*DO THIS*
Can you pull out each line of the data below that includes the word "桃花源记"?

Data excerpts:

--------------------------------------------------

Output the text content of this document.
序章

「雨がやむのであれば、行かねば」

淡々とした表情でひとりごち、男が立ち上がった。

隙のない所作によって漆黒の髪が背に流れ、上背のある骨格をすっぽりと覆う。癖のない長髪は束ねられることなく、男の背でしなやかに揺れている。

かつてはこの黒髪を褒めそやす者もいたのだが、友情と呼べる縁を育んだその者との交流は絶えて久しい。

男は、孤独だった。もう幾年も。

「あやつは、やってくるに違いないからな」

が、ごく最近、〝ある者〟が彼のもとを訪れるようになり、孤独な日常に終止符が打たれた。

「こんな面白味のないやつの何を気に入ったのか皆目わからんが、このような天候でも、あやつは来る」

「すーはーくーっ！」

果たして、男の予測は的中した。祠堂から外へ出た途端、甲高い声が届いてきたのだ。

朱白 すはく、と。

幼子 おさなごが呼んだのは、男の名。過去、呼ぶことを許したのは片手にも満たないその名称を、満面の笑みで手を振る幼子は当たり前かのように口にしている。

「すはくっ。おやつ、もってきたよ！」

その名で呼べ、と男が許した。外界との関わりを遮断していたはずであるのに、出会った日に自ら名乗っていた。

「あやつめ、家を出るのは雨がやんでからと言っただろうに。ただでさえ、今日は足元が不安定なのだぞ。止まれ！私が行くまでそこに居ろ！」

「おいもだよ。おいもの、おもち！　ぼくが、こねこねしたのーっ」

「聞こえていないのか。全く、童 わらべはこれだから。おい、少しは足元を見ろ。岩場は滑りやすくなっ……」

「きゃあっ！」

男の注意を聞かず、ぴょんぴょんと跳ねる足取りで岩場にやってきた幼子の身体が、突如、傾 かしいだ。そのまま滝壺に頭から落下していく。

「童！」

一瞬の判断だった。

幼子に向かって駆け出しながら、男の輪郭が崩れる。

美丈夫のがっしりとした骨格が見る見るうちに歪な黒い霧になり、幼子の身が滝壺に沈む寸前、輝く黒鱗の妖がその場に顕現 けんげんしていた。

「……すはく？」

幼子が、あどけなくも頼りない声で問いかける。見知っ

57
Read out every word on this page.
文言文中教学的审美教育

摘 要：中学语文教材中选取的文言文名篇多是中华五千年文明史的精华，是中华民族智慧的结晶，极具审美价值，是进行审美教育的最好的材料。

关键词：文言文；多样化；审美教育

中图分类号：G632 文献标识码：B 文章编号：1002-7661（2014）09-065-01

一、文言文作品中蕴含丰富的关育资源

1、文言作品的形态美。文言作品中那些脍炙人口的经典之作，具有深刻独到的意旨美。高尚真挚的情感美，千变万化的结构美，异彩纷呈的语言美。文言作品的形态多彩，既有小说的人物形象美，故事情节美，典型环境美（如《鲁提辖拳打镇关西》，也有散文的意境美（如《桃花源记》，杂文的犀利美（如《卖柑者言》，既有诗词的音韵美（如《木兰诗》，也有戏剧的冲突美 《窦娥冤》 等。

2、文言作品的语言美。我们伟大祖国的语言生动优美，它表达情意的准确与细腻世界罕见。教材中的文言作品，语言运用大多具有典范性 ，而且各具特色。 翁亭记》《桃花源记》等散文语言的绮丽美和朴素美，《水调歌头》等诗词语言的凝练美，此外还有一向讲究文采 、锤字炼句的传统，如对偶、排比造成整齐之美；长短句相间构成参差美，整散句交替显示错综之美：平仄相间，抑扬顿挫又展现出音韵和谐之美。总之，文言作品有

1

--------------------------------------------------

*COMPLETE ANSWER*
1、文言作品的形态美。文言作品中那些脍炙人口的经典之作，具有深刻独到的意旨美。高尚真挚的情感美，千变万化的结构美，异彩纷呈的语言美。文言作品的形态多彩，既有小说的人物形象美，故事情节美，典型环境美（如《鲁提辖拳打镇关西》，也有散文的意境美（如《桃花源记》，杂文的犀利美（如《卖柑者言》，既有诗词的音韵美（如《木兰诗》，也有戏剧的冲突美 《窦娥冤》 等。
2、文言作品的语言美。我们伟大祖国的语言生动优美，它表达情意的准确与细腻世界罕见。教材中的文言作品，语言运用大多具有典范性 ，而且各具特色。 翁亭记》《桃花源记》等散文语言的绮丽美和朴素美，《水调歌头》等诗词语言的凝练美，此外还有一向讲究文采 、锤字炼句的传统，如对偶、排比造成整齐之美；长短句相间构成参差美，整散句交替显示错综之美：平仄相间，抑扬顿挫又展现出音韵和谐之美。总之，文言作品有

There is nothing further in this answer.